Exercise description: Track down the lines that contain "this" and copy them.

-- Start of Data to use --

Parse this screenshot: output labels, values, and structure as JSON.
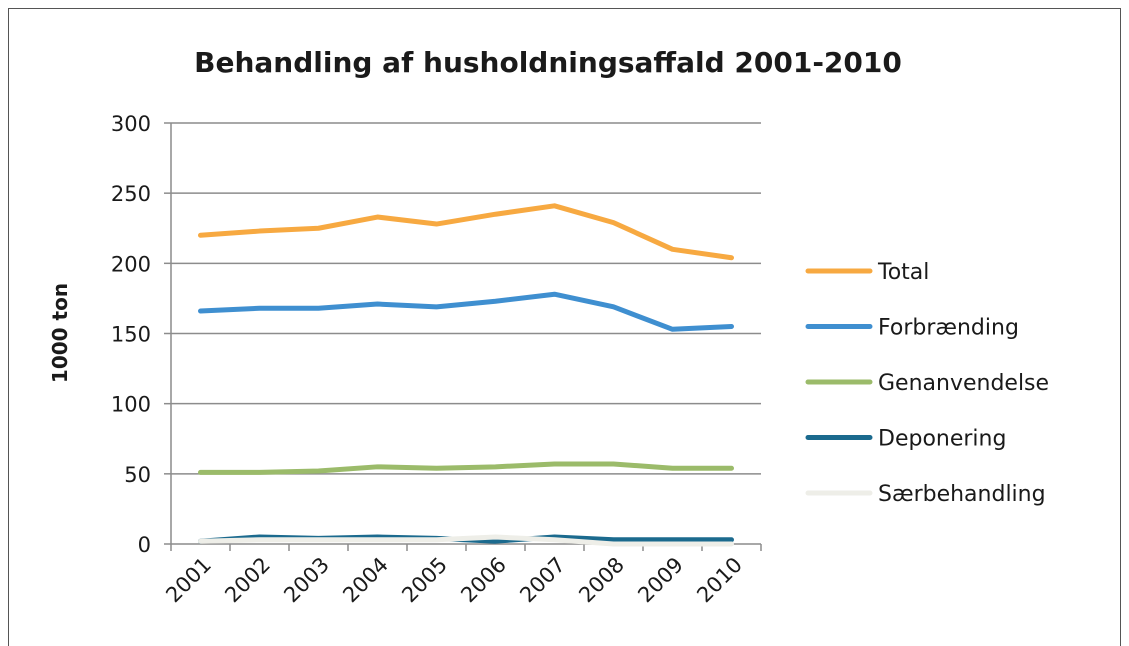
{
  "chart_data": {
    "type": "line",
    "title": "Behandling af husholdningsaffald 2001-2010",
    "xlabel": "",
    "ylabel": "1000 ton",
    "ylim": [
      0,
      300
    ],
    "yticks": [
      "0",
      "50",
      "100",
      "150",
      "200",
      "250",
      "300"
    ],
    "categories": [
      "2001",
      "2002",
      "2003",
      "2004",
      "2005",
      "2006",
      "2007",
      "2008",
      "2009",
      "2010"
    ],
    "grid": true,
    "legend_position": "right",
    "series": [
      {
        "name": "Total",
        "color": "#F7A941",
        "values": [
          220,
          223,
          225,
          233,
          228,
          235,
          241,
          229,
          210,
          204
        ]
      },
      {
        "name": "Forbrænding",
        "color": "#3F8FD0",
        "values": [
          166,
          168,
          168,
          171,
          169,
          173,
          178,
          169,
          153,
          155
        ]
      },
      {
        "name": "Genanvendelse",
        "color": "#9BBB6A",
        "values": [
          51,
          51,
          52,
          55,
          54,
          55,
          57,
          57,
          54,
          54
        ]
      },
      {
        "name": "Deponering",
        "color": "#1B6A8E",
        "values": [
          2,
          5,
          4,
          5,
          4,
          2,
          5,
          3,
          3,
          3
        ]
      },
      {
        "name": "Særbehandling",
        "color": "#EEEEE8",
        "values": [
          2,
          3,
          3,
          3,
          3,
          5,
          3,
          0,
          0,
          0
        ]
      }
    ]
  }
}
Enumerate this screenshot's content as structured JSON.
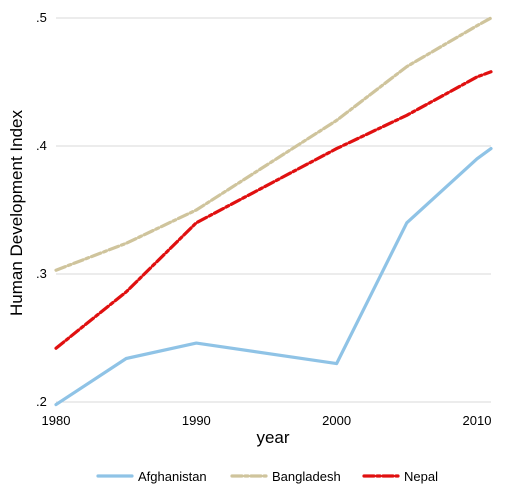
{
  "chart_data": {
    "type": "line",
    "title": "",
    "xlabel": "year",
    "ylabel": "Human Development Index",
    "xlim": [
      1980,
      2011
    ],
    "ylim": [
      0.2,
      0.5
    ],
    "xticks": [
      1980,
      1990,
      2000,
      2010
    ],
    "xtick_labels": [
      "1980",
      "1990",
      "2000",
      "2010"
    ],
    "yticks": [
      0.2,
      0.3,
      0.4,
      0.5
    ],
    "ytick_labels": [
      ".2",
      ".3",
      ".4",
      ".5"
    ],
    "grid": true,
    "legend_position": "bottom",
    "series": [
      {
        "name": "Afghanistan",
        "color": "#8fc3e6",
        "style": "solid",
        "x": [
          1980,
          1985,
          1990,
          2000,
          2005,
          2010,
          2011
        ],
        "y": [
          0.198,
          0.234,
          0.246,
          0.23,
          0.34,
          0.39,
          0.398
        ]
      },
      {
        "name": "Bangladesh",
        "color": "#cfc49c",
        "style": "dashdot",
        "x": [
          1980,
          1985,
          1990,
          2000,
          2005,
          2010,
          2011
        ],
        "y": [
          0.303,
          0.324,
          0.35,
          0.42,
          0.462,
          0.494,
          0.5
        ]
      },
      {
        "name": "Nepal",
        "color": "#e01010",
        "style": "dashdot",
        "x": [
          1980,
          1985,
          1990,
          2000,
          2005,
          2010,
          2011
        ],
        "y": [
          0.242,
          0.286,
          0.34,
          0.398,
          0.424,
          0.454,
          0.458
        ]
      }
    ]
  }
}
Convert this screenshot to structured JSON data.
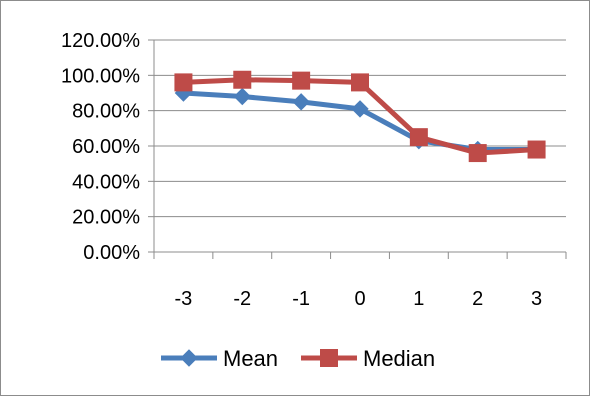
{
  "chart_data": {
    "type": "line",
    "title": "",
    "xlabel": "",
    "ylabel": "",
    "categories": [
      "-3",
      "-2",
      "-1",
      "0",
      "1",
      "2",
      "3"
    ],
    "y_ticks": [
      "0.00%",
      "20.00%",
      "40.00%",
      "60.00%",
      "80.00%",
      "100.00%",
      "120.00%"
    ],
    "ylim": [
      0,
      120
    ],
    "grid": true,
    "legend_position": "bottom",
    "series": [
      {
        "name": "Mean",
        "color": "#4a7ebb",
        "marker": "diamond",
        "values": [
          90,
          88,
          85,
          81,
          63,
          58,
          58
        ]
      },
      {
        "name": "Median",
        "color": "#be4b48",
        "marker": "square",
        "values": [
          96,
          97.5,
          97,
          96,
          65,
          56,
          58
        ]
      }
    ]
  }
}
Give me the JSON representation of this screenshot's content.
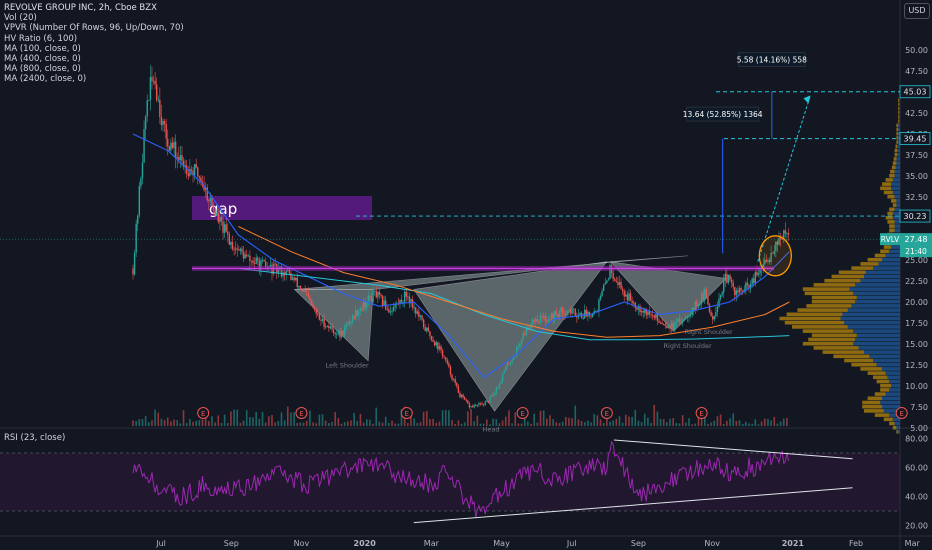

-- End of Data to use --

Problem solution:
Parse this screenshot: output labels, values, and structure as JSON.
Enumerate this screenshot's content as structured JSON.
Convert this screenshot to structured JSON data.
Give me the JSON representation of this screenshot's content.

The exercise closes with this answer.